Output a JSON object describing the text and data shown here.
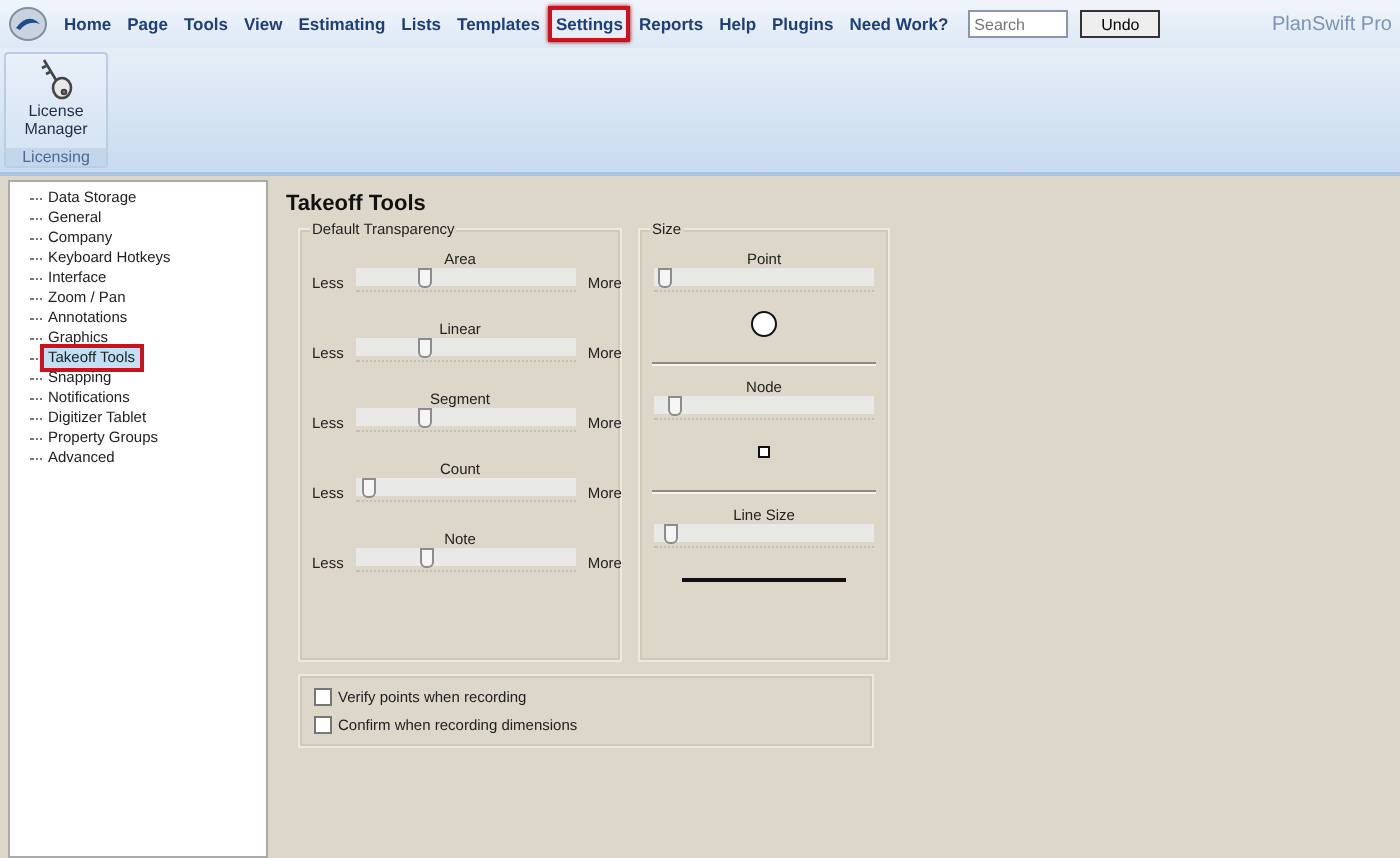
{
  "menu": [
    {
      "label": "Home",
      "selected": false
    },
    {
      "label": "Page",
      "selected": false
    },
    {
      "label": "Tools",
      "selected": false
    },
    {
      "label": "View",
      "selected": false
    },
    {
      "label": "Estimating",
      "selected": false
    },
    {
      "label": "Lists",
      "selected": false
    },
    {
      "label": "Templates",
      "selected": false
    },
    {
      "label": "Settings",
      "selected": true
    },
    {
      "label": "Reports",
      "selected": false
    },
    {
      "label": "Help",
      "selected": false
    },
    {
      "label": "Plugins",
      "selected": false
    },
    {
      "label": "Need Work?",
      "selected": false
    }
  ],
  "search": {
    "placeholder": "Search"
  },
  "undo": "Undo",
  "brand": "PlanSwift Pro",
  "ribbon": {
    "button_lines": [
      "License",
      "Manager"
    ],
    "group": "Licensing"
  },
  "tree": [
    {
      "label": "Data Storage",
      "selected": false
    },
    {
      "label": "General",
      "selected": false
    },
    {
      "label": "Company",
      "selected": false
    },
    {
      "label": "Keyboard Hotkeys",
      "selected": false
    },
    {
      "label": "Interface",
      "selected": false
    },
    {
      "label": "Zoom / Pan",
      "selected": false
    },
    {
      "label": "Annotations",
      "selected": false
    },
    {
      "label": "Graphics",
      "selected": false
    },
    {
      "label": "Takeoff Tools",
      "selected": true
    },
    {
      "label": "Snapping",
      "selected": false
    },
    {
      "label": "Notifications",
      "selected": false
    },
    {
      "label": "Digitizer Tablet",
      "selected": false
    },
    {
      "label": "Property Groups",
      "selected": false
    },
    {
      "label": "Advanced",
      "selected": false
    }
  ],
  "heading": "Takeoff Tools",
  "transparency": {
    "title": "Default Transparency",
    "sliders": [
      {
        "label": "Area",
        "min_label": "Less",
        "max_label": "More",
        "level": 0.3
      },
      {
        "label": "Linear",
        "min_label": "Less",
        "max_label": "More",
        "level": 0.3
      },
      {
        "label": "Segment",
        "min_label": "Less",
        "max_label": "More",
        "level": 0.3
      },
      {
        "label": "Count",
        "min_label": "Less",
        "max_label": "More",
        "level": 0.03
      },
      {
        "label": "Note",
        "min_label": "Less",
        "max_label": "More",
        "level": 0.31
      }
    ]
  },
  "size": {
    "title": "Size",
    "sliders": [
      {
        "label": "Point",
        "kind": "circle",
        "level": 0.02
      },
      {
        "label": "Node",
        "kind": "square",
        "level": 0.07
      },
      {
        "label": "Line Size",
        "kind": "line",
        "level": 0.05
      }
    ]
  },
  "options": [
    {
      "label": "Verify points when recording",
      "checked": false
    },
    {
      "label": "Confirm when recording dimensions",
      "checked": false
    }
  ]
}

- Exercise instructions: Transcribe all the data word for word; the images stay out.

- Right answer:
Output a JSON object describing the text and data shown here.
{
  "menu": [
    {
      "label": "Home",
      "selected": false
    },
    {
      "label": "Page",
      "selected": false
    },
    {
      "label": "Tools",
      "selected": false
    },
    {
      "label": "View",
      "selected": false
    },
    {
      "label": "Estimating",
      "selected": false
    },
    {
      "label": "Lists",
      "selected": false
    },
    {
      "label": "Templates",
      "selected": false
    },
    {
      "label": "Settings",
      "selected": true
    },
    {
      "label": "Reports",
      "selected": false
    },
    {
      "label": "Help",
      "selected": false
    },
    {
      "label": "Plugins",
      "selected": false
    },
    {
      "label": "Need Work?",
      "selected": false
    }
  ],
  "search": {
    "placeholder": "Search"
  },
  "undo": "Undo",
  "brand": "PlanSwift Pro",
  "ribbon": {
    "button_lines": [
      "License",
      "Manager"
    ],
    "group": "Licensing"
  },
  "tree": [
    {
      "label": "Data Storage",
      "selected": false
    },
    {
      "label": "General",
      "selected": false
    },
    {
      "label": "Company",
      "selected": false
    },
    {
      "label": "Keyboard Hotkeys",
      "selected": false
    },
    {
      "label": "Interface",
      "selected": false
    },
    {
      "label": "Zoom / Pan",
      "selected": false
    },
    {
      "label": "Annotations",
      "selected": false
    },
    {
      "label": "Graphics",
      "selected": false
    },
    {
      "label": "Takeoff Tools",
      "selected": true
    },
    {
      "label": "Snapping",
      "selected": false
    },
    {
      "label": "Notifications",
      "selected": false
    },
    {
      "label": "Digitizer Tablet",
      "selected": false
    },
    {
      "label": "Property Groups",
      "selected": false
    },
    {
      "label": "Advanced",
      "selected": false
    }
  ],
  "heading": "Takeoff Tools",
  "transparency": {
    "title": "Default Transparency",
    "sliders": [
      {
        "label": "Area",
        "min_label": "Less",
        "max_label": "More",
        "level": 0.3
      },
      {
        "label": "Linear",
        "min_label": "Less",
        "max_label": "More",
        "level": 0.3
      },
      {
        "label": "Segment",
        "min_label": "Less",
        "max_label": "More",
        "level": 0.3
      },
      {
        "label": "Count",
        "min_label": "Less",
        "max_label": "More",
        "level": 0.03
      },
      {
        "label": "Note",
        "min_label": "Less",
        "max_label": "More",
        "level": 0.31
      }
    ]
  },
  "size": {
    "title": "Size",
    "sliders": [
      {
        "label": "Point",
        "kind": "circle",
        "level": 0.02
      },
      {
        "label": "Node",
        "kind": "square",
        "level": 0.07
      },
      {
        "label": "Line Size",
        "kind": "line",
        "level": 0.05
      }
    ]
  },
  "options": [
    {
      "label": "Verify points when recording",
      "checked": false
    },
    {
      "label": "Confirm when recording dimensions",
      "checked": false
    }
  ]
}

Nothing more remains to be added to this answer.